#### DESCRIPTION OF THE TASK
Gather all lines with "cdot" from the records.

# # #

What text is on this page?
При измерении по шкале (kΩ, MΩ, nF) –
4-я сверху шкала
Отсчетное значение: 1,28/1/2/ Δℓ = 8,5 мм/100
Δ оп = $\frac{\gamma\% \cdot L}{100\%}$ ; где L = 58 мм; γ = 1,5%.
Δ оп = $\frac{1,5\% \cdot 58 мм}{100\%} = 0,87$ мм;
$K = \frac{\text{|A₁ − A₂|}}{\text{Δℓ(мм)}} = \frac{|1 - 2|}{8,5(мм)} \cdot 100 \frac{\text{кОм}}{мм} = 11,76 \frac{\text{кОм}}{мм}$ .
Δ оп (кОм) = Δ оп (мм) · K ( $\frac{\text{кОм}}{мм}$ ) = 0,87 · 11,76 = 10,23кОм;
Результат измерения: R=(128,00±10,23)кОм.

# # #

#### ANSWER BELOW
Δ оп = $\frac{\gamma\% \cdot L}{100\%}$ ; где L = 58 мм; γ = 1,5%.
Δ оп = $\frac{1,5\% \cdot 58 мм}{100\%} = 0,87$ мм;
$K = \frac{\text{|A₁ − A₂|}}{\text{Δℓ(мм)}} = \frac{|1 - 2|}{8,5(мм)} \cdot 100 \frac{\text{кОм}}{мм} = 11,76 \frac{\text{кОм}}{мм}$ .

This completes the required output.